**Task objective**
Find every line below that contains the word "Степная" and copy it out.

**Data supplied**
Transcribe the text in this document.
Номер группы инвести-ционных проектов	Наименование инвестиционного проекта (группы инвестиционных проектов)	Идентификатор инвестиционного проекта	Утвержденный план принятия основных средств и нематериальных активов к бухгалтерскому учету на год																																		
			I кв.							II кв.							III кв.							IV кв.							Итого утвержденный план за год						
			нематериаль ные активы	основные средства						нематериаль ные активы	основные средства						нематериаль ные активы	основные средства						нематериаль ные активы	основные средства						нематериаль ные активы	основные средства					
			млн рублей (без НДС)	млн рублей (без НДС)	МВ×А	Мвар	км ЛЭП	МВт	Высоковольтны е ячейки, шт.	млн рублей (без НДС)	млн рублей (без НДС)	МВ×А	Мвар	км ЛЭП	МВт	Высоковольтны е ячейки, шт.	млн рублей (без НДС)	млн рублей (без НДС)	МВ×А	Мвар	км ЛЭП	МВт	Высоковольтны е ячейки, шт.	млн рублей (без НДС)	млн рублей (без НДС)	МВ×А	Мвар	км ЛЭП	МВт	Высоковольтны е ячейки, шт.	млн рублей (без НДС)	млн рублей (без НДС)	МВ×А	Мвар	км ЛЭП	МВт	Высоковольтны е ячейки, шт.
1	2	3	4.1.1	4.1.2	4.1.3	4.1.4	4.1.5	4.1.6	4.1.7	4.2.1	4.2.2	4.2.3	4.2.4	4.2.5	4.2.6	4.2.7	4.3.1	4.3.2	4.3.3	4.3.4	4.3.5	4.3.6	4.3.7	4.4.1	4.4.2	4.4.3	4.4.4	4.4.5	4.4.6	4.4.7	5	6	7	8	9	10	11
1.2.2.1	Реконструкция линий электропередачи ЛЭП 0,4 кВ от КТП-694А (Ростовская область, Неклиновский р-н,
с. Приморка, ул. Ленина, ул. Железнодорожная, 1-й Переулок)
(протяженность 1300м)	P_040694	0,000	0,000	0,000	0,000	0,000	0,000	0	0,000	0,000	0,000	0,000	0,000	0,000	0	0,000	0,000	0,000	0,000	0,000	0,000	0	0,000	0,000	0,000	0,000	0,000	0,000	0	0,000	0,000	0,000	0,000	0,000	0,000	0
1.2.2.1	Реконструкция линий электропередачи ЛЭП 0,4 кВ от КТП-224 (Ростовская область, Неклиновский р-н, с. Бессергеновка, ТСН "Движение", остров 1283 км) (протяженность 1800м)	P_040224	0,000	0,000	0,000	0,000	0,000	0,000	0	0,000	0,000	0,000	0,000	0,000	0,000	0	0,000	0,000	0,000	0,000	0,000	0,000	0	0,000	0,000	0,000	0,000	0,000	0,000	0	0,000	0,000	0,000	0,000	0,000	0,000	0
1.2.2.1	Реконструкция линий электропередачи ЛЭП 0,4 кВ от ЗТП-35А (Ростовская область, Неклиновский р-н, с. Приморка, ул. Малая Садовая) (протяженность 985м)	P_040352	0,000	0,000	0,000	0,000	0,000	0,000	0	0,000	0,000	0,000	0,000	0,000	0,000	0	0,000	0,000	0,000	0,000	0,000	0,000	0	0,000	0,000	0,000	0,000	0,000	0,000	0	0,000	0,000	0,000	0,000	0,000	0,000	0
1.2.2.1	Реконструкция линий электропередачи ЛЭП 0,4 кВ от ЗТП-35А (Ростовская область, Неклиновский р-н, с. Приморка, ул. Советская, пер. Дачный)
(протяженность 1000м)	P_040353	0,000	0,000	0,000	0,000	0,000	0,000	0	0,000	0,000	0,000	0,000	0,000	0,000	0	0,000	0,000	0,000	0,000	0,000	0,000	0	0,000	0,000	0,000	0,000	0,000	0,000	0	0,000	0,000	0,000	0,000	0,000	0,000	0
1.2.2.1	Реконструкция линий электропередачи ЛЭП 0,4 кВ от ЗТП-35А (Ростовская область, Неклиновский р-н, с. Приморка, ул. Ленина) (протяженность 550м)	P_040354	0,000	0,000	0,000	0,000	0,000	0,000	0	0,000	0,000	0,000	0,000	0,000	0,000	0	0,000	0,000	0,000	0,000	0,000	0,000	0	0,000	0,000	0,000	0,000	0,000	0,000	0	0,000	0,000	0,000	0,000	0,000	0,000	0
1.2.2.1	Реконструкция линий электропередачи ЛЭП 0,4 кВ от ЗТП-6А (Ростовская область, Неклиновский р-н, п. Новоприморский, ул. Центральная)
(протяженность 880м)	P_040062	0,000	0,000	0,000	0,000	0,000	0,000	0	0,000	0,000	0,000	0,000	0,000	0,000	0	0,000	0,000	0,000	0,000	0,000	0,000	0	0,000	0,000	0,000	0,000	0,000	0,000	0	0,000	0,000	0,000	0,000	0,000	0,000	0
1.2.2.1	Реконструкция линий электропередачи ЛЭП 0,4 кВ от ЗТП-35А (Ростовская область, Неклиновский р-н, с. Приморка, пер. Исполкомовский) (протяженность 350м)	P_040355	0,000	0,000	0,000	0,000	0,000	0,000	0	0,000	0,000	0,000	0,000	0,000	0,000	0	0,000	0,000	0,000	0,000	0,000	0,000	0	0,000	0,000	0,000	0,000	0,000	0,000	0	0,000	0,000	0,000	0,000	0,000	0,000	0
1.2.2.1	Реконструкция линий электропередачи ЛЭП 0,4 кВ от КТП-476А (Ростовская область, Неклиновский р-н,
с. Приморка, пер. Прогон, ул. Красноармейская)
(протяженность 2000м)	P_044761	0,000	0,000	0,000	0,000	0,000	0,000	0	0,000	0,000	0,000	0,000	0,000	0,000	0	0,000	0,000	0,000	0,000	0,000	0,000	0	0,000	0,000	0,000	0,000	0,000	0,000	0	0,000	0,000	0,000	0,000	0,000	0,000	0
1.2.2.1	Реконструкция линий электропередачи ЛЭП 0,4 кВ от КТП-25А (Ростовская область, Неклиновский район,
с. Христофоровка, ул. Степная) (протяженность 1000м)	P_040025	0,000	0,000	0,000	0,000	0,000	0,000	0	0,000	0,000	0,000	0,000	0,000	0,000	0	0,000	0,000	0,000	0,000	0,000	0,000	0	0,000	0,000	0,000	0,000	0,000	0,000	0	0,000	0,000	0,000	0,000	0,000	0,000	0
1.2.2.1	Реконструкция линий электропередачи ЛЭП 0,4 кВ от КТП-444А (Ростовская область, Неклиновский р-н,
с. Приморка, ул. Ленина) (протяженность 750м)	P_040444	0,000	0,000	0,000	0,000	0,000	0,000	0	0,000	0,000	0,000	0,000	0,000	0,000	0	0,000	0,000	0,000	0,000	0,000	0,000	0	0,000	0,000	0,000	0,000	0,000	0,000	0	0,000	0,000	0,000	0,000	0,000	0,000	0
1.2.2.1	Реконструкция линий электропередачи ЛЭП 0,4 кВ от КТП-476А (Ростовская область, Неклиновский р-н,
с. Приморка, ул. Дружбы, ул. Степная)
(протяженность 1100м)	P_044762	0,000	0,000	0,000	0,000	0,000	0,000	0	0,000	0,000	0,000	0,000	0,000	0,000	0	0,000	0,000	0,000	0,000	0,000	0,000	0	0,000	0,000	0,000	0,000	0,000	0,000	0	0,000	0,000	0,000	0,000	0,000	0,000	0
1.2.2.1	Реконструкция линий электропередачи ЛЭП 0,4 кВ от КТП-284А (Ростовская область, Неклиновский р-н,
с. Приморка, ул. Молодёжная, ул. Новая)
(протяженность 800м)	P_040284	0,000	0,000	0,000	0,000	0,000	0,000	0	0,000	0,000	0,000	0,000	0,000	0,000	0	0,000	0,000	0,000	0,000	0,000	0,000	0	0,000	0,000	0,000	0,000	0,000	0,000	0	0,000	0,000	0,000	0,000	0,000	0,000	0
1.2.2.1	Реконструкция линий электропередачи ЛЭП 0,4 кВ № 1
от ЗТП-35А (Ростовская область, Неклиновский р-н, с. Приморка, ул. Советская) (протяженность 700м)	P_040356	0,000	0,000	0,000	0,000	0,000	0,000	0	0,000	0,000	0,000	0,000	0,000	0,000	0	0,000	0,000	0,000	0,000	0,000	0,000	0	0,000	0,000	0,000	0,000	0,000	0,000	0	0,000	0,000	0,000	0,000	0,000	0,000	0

**Task response**
с. Христофоровка, ул. Степная) (протяженность 1000м)	P_040025	0,000	0,000	0,000	0,000	0,000	0,000	0	0,000	0,000	0,000	0,000	0,000	0,000	0	0,000	0,000	0,000	0,000	0,000	0,000	0	0,000	0,000	0,000	0,000	0,000	0,000	0	0,000	0,000	0,000	0,000	0,000	0,000	0
с. Приморка, ул. Дружбы, ул. Степная)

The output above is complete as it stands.